## [WORK INSTRUCTIONS]
Look for the word "title" in the entries below, then copy every line that has it.

## [LISTING]

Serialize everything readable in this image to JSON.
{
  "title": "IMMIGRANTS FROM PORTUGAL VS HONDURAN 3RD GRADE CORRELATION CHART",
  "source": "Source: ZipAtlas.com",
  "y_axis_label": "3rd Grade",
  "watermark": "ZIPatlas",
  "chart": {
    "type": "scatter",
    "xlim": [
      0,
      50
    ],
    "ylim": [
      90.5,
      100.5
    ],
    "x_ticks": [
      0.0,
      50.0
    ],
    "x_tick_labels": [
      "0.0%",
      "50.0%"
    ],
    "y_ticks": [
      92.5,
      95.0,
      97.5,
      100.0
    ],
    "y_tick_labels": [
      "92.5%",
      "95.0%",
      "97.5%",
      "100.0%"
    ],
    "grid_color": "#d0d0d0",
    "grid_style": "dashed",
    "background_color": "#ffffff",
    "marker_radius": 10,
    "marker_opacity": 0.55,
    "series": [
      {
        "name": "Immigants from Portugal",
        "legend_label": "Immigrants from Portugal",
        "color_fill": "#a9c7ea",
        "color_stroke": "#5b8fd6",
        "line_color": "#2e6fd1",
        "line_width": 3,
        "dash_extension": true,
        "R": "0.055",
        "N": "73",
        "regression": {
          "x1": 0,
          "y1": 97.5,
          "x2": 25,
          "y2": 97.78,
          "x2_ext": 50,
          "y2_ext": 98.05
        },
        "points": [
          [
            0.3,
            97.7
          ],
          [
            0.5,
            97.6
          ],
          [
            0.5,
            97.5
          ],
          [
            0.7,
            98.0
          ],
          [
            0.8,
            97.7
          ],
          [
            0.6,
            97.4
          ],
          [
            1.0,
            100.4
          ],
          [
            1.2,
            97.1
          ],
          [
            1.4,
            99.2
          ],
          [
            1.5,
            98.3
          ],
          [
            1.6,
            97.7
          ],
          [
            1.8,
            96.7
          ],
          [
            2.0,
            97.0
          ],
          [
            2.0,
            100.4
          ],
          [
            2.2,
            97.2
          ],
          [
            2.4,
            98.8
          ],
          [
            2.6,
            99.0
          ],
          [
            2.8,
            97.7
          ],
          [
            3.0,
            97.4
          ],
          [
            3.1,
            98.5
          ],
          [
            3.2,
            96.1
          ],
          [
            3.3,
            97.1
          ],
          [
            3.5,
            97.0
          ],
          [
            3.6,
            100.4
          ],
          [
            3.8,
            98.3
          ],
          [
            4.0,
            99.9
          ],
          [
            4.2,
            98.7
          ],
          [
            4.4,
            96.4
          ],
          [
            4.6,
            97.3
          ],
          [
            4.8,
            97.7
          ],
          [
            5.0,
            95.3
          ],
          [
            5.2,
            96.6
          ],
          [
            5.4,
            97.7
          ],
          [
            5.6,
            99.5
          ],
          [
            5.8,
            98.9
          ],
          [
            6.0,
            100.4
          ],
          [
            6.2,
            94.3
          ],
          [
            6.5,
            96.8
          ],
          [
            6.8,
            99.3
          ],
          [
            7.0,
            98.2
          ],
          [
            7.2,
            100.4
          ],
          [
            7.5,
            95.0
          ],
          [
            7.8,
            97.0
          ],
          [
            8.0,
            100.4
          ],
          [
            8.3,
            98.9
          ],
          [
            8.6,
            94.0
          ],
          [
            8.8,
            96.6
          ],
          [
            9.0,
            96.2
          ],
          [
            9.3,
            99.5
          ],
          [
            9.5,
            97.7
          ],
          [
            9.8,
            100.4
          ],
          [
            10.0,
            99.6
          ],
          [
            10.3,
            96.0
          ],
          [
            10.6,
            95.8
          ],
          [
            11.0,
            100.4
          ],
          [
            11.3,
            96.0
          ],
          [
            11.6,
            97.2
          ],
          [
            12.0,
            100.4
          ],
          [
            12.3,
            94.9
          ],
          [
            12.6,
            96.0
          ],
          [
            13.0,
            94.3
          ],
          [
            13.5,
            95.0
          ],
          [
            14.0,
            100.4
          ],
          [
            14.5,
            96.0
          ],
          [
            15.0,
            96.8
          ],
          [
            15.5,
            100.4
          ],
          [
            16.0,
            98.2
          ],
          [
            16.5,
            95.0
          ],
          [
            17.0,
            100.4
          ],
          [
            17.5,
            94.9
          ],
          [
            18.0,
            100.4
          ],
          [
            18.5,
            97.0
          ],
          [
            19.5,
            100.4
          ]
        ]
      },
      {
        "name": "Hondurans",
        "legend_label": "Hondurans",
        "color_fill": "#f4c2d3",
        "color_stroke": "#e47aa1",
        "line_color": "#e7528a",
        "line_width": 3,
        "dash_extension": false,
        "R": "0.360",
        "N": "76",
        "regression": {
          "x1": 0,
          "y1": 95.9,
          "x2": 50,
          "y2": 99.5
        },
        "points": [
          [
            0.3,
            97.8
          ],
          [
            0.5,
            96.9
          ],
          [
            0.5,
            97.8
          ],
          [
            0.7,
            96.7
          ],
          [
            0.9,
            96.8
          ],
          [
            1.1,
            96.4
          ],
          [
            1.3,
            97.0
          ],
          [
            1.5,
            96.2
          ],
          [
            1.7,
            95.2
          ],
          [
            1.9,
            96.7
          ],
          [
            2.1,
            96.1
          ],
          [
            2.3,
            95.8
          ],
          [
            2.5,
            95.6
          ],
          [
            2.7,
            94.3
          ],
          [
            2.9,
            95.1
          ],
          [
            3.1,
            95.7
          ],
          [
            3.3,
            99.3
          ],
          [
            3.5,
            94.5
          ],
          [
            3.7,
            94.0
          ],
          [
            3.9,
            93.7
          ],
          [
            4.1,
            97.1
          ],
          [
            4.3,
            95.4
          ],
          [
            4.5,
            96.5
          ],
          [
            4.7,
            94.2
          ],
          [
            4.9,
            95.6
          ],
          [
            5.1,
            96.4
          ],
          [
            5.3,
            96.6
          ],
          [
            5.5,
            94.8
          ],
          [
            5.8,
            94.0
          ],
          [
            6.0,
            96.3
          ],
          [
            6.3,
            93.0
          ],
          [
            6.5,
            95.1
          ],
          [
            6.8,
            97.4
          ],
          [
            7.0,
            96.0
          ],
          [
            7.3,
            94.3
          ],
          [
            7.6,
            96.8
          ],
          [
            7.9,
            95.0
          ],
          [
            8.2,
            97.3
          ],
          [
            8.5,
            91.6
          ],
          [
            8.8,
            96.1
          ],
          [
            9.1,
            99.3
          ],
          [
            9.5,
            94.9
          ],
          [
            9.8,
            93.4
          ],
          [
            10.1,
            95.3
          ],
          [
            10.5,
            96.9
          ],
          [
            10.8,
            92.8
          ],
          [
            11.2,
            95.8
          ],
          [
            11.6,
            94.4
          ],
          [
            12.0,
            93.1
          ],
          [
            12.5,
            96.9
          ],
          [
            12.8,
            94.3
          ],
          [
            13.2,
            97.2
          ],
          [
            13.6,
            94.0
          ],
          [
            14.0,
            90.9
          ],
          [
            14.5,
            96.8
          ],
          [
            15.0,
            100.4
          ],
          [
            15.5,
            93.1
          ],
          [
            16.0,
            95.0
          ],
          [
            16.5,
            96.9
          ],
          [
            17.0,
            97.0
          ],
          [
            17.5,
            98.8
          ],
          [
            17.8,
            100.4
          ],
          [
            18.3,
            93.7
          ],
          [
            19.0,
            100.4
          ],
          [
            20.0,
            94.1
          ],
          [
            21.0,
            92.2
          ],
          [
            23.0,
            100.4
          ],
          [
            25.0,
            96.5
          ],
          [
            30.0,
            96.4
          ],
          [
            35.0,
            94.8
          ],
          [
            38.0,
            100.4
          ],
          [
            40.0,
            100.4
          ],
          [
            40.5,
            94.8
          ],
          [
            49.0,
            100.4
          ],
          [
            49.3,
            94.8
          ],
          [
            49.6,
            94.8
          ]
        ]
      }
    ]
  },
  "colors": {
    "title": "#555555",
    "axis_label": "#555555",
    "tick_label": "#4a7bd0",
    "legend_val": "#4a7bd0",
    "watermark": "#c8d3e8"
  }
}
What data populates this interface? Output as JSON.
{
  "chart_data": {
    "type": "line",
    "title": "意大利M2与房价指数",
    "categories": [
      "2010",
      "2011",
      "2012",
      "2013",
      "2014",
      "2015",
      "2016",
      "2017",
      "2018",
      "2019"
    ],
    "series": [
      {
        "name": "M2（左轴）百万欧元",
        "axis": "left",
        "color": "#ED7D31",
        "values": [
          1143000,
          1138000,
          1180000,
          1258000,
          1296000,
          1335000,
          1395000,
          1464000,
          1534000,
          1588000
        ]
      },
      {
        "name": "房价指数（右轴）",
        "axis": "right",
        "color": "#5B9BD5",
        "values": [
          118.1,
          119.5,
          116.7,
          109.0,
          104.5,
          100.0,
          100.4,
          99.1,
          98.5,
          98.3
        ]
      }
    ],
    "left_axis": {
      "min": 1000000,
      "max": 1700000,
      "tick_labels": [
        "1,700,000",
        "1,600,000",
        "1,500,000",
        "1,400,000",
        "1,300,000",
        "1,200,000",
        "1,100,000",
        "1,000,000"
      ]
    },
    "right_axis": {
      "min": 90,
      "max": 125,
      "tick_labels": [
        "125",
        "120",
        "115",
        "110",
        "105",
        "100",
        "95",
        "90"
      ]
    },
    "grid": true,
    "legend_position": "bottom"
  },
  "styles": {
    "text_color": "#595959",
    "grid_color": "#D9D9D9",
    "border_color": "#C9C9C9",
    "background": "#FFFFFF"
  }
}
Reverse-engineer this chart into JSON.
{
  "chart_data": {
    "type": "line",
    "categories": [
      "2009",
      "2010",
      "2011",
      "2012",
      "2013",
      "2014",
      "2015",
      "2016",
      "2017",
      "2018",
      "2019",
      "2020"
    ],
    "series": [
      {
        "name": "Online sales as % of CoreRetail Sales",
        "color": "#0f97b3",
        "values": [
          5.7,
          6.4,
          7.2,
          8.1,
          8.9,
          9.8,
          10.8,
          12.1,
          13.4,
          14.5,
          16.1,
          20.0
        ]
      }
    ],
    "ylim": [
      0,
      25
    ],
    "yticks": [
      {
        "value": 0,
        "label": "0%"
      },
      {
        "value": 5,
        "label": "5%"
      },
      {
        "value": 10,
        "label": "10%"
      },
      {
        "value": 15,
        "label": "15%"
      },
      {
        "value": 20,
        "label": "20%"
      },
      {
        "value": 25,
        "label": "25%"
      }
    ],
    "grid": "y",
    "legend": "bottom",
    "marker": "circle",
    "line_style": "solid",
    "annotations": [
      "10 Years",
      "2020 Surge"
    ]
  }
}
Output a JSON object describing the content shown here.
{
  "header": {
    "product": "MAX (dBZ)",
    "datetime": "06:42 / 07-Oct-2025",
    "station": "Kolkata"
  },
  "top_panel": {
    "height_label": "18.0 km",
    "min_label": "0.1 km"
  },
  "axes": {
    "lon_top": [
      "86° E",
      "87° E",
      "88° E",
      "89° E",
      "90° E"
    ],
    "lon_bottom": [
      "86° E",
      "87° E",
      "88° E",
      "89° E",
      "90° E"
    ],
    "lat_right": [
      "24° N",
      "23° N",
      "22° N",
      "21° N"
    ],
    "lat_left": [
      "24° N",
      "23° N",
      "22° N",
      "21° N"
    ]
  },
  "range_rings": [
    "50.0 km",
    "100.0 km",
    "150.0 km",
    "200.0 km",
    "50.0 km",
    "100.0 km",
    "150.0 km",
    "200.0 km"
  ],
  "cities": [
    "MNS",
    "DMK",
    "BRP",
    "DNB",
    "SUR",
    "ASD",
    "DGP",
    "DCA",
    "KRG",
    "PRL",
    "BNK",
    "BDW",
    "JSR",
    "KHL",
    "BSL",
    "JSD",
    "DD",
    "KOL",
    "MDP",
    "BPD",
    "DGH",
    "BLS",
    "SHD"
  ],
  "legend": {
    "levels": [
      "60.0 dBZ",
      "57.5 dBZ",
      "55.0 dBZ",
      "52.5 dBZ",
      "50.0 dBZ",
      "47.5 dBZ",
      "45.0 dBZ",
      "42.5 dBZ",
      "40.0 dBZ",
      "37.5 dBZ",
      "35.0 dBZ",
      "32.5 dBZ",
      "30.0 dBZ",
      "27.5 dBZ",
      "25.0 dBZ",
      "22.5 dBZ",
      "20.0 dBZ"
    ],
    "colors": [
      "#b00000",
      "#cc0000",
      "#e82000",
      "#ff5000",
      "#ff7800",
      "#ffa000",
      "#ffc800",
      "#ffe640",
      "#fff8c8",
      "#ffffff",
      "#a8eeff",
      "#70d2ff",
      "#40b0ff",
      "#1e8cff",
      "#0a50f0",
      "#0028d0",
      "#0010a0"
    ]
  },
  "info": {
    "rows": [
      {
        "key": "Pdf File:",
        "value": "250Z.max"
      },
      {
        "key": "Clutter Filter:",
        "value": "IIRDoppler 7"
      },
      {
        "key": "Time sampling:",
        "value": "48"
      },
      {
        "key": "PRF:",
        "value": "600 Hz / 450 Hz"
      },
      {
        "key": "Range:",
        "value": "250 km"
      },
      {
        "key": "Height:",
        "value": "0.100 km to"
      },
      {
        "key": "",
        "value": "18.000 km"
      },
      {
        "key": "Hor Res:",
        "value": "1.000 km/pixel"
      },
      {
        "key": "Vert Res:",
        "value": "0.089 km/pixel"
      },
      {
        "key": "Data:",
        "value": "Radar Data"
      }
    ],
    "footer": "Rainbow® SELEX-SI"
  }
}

## [THE COMPLETED TASK]
  "title": "IMMIGRANTS FROM PORTUGAL VS HONDURAN 3RD GRADE CORRELATION CHART",
    "title": "#555555",
    "title": "意大利M2与房价指数",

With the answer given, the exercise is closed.